• [SUPPLIED RECORDS]:
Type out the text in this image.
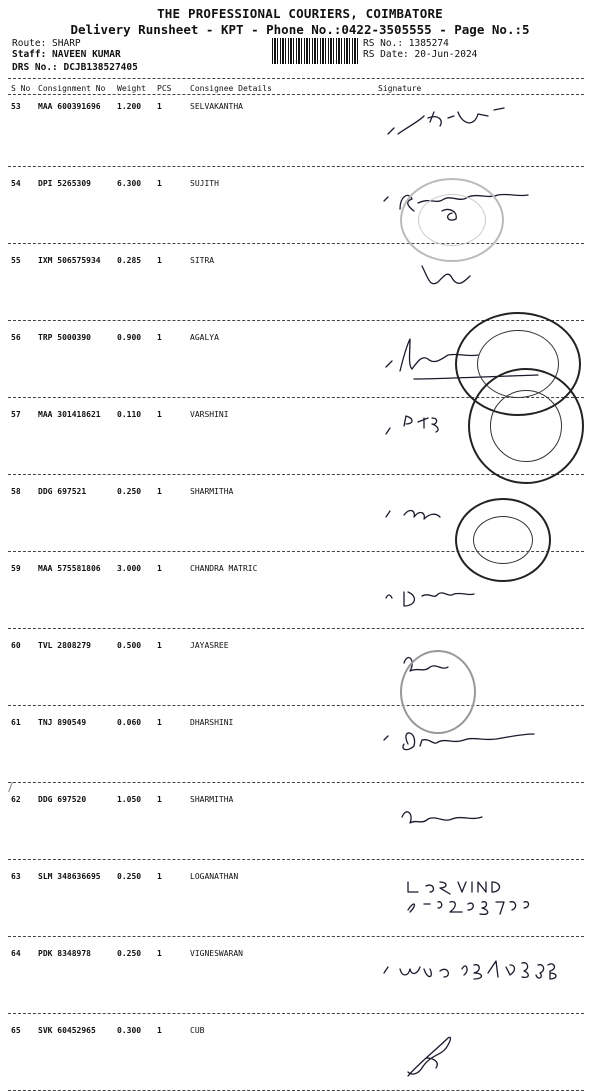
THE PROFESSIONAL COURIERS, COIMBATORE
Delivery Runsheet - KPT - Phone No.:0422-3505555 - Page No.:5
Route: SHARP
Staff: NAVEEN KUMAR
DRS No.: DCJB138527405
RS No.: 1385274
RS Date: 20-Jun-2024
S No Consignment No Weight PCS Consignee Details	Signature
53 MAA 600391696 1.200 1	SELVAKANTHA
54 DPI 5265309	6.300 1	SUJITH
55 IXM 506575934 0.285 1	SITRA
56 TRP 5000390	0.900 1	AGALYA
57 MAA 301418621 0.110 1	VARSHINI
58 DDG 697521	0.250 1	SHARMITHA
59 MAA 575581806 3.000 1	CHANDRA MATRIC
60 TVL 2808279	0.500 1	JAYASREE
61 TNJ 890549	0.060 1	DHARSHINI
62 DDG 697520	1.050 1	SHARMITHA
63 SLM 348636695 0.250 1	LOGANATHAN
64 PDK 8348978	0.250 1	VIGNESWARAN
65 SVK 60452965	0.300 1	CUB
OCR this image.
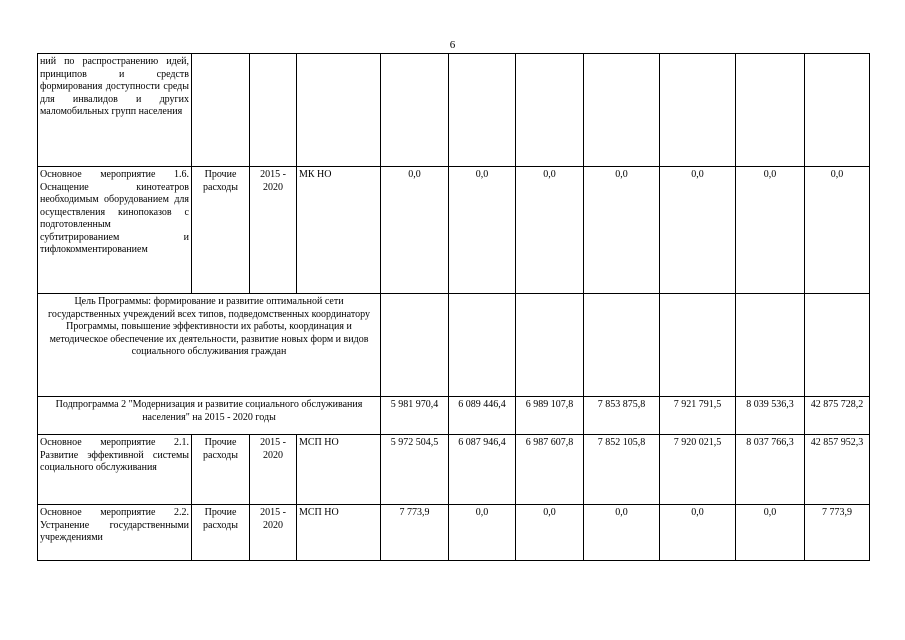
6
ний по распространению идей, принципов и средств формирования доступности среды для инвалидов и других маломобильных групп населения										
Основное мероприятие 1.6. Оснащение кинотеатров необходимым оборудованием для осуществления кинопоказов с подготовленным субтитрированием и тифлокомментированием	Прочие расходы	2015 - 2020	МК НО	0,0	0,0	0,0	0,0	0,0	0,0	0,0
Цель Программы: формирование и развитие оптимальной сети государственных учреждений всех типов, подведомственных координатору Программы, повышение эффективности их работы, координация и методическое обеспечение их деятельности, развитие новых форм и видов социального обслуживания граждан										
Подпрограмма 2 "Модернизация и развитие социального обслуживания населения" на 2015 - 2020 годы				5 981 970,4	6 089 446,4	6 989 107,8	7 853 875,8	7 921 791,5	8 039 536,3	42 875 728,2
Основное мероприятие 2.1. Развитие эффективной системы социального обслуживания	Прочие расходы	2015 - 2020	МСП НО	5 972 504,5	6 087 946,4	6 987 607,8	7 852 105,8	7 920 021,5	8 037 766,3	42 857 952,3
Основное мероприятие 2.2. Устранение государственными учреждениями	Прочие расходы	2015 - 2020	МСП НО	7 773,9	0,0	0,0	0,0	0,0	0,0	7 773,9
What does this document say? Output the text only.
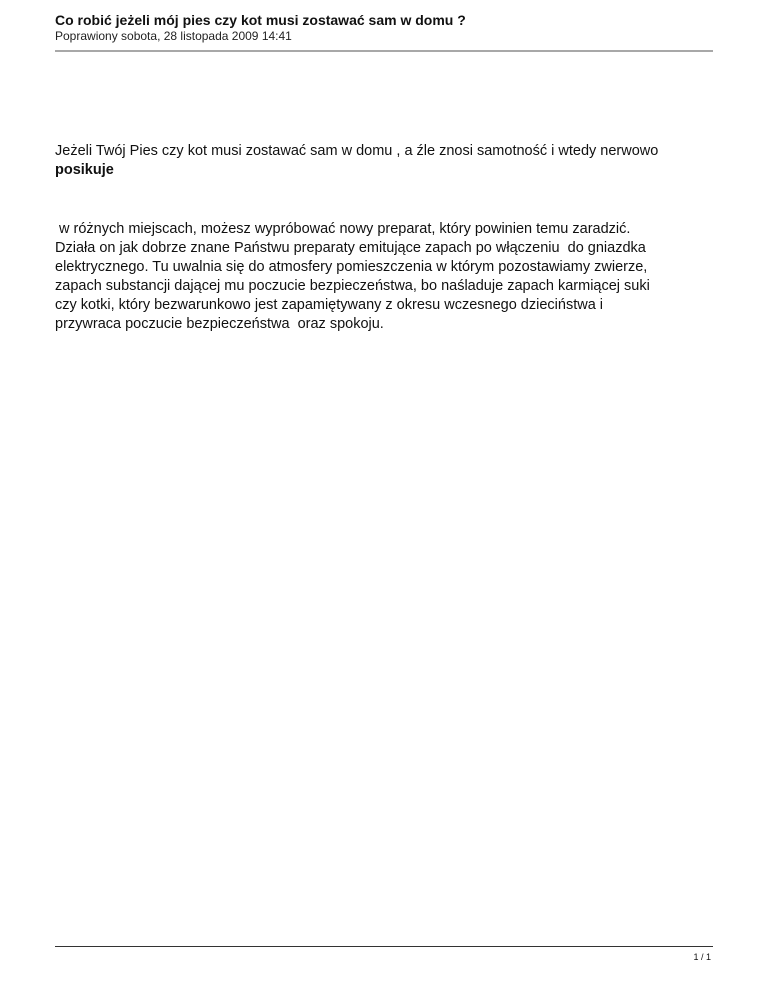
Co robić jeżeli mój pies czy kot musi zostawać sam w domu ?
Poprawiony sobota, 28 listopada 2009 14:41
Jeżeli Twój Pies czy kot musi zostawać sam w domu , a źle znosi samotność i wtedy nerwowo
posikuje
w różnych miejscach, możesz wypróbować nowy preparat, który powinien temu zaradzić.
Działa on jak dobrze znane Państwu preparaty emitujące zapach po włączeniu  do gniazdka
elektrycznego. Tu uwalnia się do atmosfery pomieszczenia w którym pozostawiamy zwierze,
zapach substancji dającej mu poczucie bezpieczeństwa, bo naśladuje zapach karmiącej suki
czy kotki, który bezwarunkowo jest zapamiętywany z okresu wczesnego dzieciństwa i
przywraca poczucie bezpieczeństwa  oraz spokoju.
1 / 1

• [WHAT IS ASKED]:
State how many lines in the entries above include the word "domu"; reply with the number alone.

• [REPLY]:
2